**INSTRUCTIONS FOR THE TASK:** Print the listing below exactly.

**DATASET ROWS:**
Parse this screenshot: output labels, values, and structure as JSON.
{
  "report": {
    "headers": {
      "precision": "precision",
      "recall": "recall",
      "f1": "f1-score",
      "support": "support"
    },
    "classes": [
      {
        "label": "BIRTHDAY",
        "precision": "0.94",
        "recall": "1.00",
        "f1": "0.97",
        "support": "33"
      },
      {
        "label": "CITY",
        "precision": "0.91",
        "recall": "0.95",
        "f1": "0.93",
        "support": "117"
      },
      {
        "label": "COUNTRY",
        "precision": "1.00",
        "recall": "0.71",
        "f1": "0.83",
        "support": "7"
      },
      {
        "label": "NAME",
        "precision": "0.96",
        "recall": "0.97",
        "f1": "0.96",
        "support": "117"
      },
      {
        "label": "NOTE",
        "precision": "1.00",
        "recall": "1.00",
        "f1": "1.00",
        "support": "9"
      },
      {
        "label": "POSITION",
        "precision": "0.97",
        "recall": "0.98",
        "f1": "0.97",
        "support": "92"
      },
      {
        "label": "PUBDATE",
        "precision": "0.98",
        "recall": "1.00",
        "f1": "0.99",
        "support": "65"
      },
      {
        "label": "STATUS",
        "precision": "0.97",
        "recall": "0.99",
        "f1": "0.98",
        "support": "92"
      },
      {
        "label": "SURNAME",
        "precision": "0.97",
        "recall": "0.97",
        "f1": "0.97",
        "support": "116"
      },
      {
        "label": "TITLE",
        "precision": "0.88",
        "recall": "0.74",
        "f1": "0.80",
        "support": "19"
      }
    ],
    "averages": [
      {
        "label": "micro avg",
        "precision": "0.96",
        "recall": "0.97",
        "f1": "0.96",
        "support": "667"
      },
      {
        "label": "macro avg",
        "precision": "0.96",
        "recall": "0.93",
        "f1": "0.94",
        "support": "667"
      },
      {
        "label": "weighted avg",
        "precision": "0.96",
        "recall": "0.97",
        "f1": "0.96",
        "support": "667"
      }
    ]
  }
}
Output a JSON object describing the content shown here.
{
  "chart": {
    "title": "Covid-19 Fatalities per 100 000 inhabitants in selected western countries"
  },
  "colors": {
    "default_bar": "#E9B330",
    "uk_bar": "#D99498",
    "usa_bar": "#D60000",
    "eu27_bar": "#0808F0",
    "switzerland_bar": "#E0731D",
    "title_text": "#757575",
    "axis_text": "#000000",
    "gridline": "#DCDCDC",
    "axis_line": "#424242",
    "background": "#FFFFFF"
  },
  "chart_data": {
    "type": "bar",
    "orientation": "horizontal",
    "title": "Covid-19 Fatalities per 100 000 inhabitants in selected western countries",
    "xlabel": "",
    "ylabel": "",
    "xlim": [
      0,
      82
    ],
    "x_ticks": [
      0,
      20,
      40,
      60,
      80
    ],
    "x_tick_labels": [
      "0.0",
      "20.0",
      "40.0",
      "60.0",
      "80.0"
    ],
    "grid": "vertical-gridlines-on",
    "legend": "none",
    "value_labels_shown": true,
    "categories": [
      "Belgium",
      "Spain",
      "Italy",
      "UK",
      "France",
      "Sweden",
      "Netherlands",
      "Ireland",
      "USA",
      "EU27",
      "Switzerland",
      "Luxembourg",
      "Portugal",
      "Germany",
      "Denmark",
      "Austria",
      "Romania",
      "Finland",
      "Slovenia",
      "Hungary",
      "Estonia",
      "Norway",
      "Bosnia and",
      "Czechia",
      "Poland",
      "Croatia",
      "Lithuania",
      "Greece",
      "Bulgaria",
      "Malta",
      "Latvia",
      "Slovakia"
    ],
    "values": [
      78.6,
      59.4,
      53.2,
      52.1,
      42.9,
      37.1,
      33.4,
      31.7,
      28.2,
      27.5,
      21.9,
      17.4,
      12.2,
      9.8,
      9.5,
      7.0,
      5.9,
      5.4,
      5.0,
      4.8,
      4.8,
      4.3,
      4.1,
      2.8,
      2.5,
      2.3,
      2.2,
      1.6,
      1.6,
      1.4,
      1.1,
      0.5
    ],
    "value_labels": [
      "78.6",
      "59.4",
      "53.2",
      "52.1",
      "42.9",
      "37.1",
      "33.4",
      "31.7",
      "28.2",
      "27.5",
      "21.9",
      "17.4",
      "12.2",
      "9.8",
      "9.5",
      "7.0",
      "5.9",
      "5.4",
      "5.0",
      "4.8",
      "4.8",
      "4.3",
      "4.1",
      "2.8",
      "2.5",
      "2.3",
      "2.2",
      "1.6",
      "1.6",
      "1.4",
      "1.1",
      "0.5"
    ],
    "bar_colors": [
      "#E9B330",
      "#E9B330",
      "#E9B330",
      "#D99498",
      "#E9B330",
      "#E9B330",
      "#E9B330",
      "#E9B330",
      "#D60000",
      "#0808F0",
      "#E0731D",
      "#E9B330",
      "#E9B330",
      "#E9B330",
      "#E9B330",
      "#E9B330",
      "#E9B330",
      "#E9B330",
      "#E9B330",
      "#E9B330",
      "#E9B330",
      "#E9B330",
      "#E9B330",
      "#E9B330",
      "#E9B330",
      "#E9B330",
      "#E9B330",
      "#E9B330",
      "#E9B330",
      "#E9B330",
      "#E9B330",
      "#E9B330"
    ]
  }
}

**RESULT:**
Parse this screenshot: output labels, values, and structure as JSON.
{
  "report": {
    "headers": {
      "precision": "precision",
      "recall": "recall",
      "f1": "f1-score",
      "support": "support"
    },
    "classes": [
      {
        "label": "BIRTHDAY",
        "precision": "0.94",
        "recall": "1.00",
        "f1": "0.97",
        "support": "33"
      },
      {
        "label": "CITY",
        "precision": "0.91",
        "recall": "0.95",
        "f1": "0.93",
        "support": "117"
      },
      {
        "label": "COUNTRY",
        "precision": "1.00",
        "recall": "0.71",
        "f1": "0.83",
        "support": "7"
      },
      {
        "label": "NAME",
        "precision": "0.96",
        "recall": "0.97",
        "f1": "0.96",
        "support": "117"
      },
      {
        "label": "NOTE",
        "precision": "1.00",
        "recall": "1.00",
        "f1": "1.00",
        "support": "9"
      },
      {
        "label": "POSITION",
        "precision": "0.97",
        "recall": "0.98",
        "f1": "0.97",
        "support": "92"
      },
      {
        "label": "PUBDATE",
        "precision": "0.98",
        "recall": "1.00",
        "f1": "0.99",
        "support": "65"
      },
      {
        "label": "STATUS",
        "precision": "0.97",
        "recall": "0.99",
        "f1": "0.98",
        "support": "92"
      },
      {
        "label": "SURNAME",
        "precision": "0.97",
        "recall": "0.97",
        "f1": "0.97",
        "support": "116"
      },
      {
        "label": "TITLE",
        "precision": "0.88",
        "recall": "0.74",
        "f1": "0.80",
        "support": "19"
      }
    ],
    "averages": [
      {
        "label": "micro avg",
        "precision": "0.96",
        "recall": "0.97",
        "f1": "0.96",
        "support": "667"
      },
      {
        "label": "macro avg",
        "precision": "0.96",
        "recall": "0.93",
        "f1": "0.94",
        "support": "667"
      },
      {
        "label": "weighted avg",
        "precision": "0.96",
        "recall": "0.97",
        "f1": "0.96",
        "support": "667"
      }
    ]
  }
}
Output a JSON object describing the content shown here.
{
  "chart": {
    "title": "Covid-19 Fatalities per 100 000 inhabitants in selected western countries"
  },
  "colors": {
    "default_bar": "#E9B330",
    "uk_bar": "#D99498",
    "usa_bar": "#D60000",
    "eu27_bar": "#0808F0",
    "switzerland_bar": "#E0731D",
    "title_text": "#757575",
    "axis_text": "#000000",
    "gridline": "#DCDCDC",
    "axis_line": "#424242",
    "background": "#FFFFFF"
  },
  "chart_data": {
    "type": "bar",
    "orientation": "horizontal",
    "title": "Covid-19 Fatalities per 100 000 inhabitants in selected western countries",
    "xlabel": "",
    "ylabel": "",
    "xlim": [
      0,
      82
    ],
    "x_ticks": [
      0,
      20,
      40,
      60,
      80
    ],
    "x_tick_labels": [
      "0.0",
      "20.0",
      "40.0",
      "60.0",
      "80.0"
    ],
    "grid": "vertical-gridlines-on",
    "legend": "none",
    "value_labels_shown": true,
    "categories": [
      "Belgium",
      "Spain",
      "Italy",
      "UK",
      "France",
      "Sweden",
      "Netherlands",
      "Ireland",
      "USA",
      "EU27",
      "Switzerland",
      "Luxembourg",
      "Portugal",
      "Germany",
      "Denmark",
      "Austria",
      "Romania",
      "Finland",
      "Slovenia",
      "Hungary",
      "Estonia",
      "Norway",
      "Bosnia and",
      "Czechia",
      "Poland",
      "Croatia",
      "Lithuania",
      "Greece",
      "Bulgaria",
      "Malta",
      "Latvia",
      "Slovakia"
    ],
    "values": [
      78.6,
      59.4,
      53.2,
      52.1,
      42.9,
      37.1,
      33.4,
      31.7,
      28.2,
      27.5,
      21.9,
      17.4,
      12.2,
      9.8,
      9.5,
      7.0,
      5.9,
      5.4,
      5.0,
      4.8,
      4.8,
      4.3,
      4.1,
      2.8,
      2.5,
      2.3,
      2.2,
      1.6,
      1.6,
      1.4,
      1.1,
      0.5
    ],
    "value_labels": [
      "78.6",
      "59.4",
      "53.2",
      "52.1",
      "42.9",
      "37.1",
      "33.4",
      "31.7",
      "28.2",
      "27.5",
      "21.9",
      "17.4",
      "12.2",
      "9.8",
      "9.5",
      "7.0",
      "5.9",
      "5.4",
      "5.0",
      "4.8",
      "4.8",
      "4.3",
      "4.1",
      "2.8",
      "2.5",
      "2.3",
      "2.2",
      "1.6",
      "1.6",
      "1.4",
      "1.1",
      "0.5"
    ],
    "bar_colors": [
      "#E9B330",
      "#E9B330",
      "#E9B330",
      "#D99498",
      "#E9B330",
      "#E9B330",
      "#E9B330",
      "#E9B330",
      "#D60000",
      "#0808F0",
      "#E0731D",
      "#E9B330",
      "#E9B330",
      "#E9B330",
      "#E9B330",
      "#E9B330",
      "#E9B330",
      "#E9B330",
      "#E9B330",
      "#E9B330",
      "#E9B330",
      "#E9B330",
      "#E9B330",
      "#E9B330",
      "#E9B330",
      "#E9B330",
      "#E9B330",
      "#E9B330",
      "#E9B330",
      "#E9B330",
      "#E9B330",
      "#E9B330"
    ]
  }
}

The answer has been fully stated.